[Requirement]
Among the entries below, count the lines that contain the word "átlagos". Write down only the total.

+++ Information given +++

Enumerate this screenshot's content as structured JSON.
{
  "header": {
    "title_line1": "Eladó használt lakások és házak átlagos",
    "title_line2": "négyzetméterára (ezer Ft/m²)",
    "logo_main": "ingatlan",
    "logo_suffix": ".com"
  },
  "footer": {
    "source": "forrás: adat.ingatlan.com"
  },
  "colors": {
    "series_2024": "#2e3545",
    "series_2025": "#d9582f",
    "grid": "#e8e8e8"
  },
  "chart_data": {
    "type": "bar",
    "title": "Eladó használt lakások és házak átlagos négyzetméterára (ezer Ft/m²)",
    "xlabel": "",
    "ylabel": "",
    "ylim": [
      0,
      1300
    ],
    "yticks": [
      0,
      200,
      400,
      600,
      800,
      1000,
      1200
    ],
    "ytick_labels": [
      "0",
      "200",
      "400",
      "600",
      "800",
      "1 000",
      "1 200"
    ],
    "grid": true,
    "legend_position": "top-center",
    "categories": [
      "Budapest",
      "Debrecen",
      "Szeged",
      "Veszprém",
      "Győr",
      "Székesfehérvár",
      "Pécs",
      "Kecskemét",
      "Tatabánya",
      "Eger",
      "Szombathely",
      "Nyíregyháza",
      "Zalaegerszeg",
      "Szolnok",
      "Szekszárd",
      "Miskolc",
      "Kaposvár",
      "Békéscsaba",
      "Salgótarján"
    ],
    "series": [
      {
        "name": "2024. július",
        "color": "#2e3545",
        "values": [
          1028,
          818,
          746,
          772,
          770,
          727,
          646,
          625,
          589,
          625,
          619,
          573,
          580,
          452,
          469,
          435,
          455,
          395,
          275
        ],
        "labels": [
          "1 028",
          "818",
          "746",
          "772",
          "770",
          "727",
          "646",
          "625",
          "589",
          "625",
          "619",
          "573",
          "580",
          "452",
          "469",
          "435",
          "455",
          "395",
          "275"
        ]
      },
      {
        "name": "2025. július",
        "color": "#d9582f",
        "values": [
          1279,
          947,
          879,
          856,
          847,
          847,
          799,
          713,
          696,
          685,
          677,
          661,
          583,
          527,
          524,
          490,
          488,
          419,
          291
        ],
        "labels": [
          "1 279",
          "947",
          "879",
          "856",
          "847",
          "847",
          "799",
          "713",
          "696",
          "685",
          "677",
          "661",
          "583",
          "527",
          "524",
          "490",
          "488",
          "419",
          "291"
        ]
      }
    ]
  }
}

+++

[Written response]
2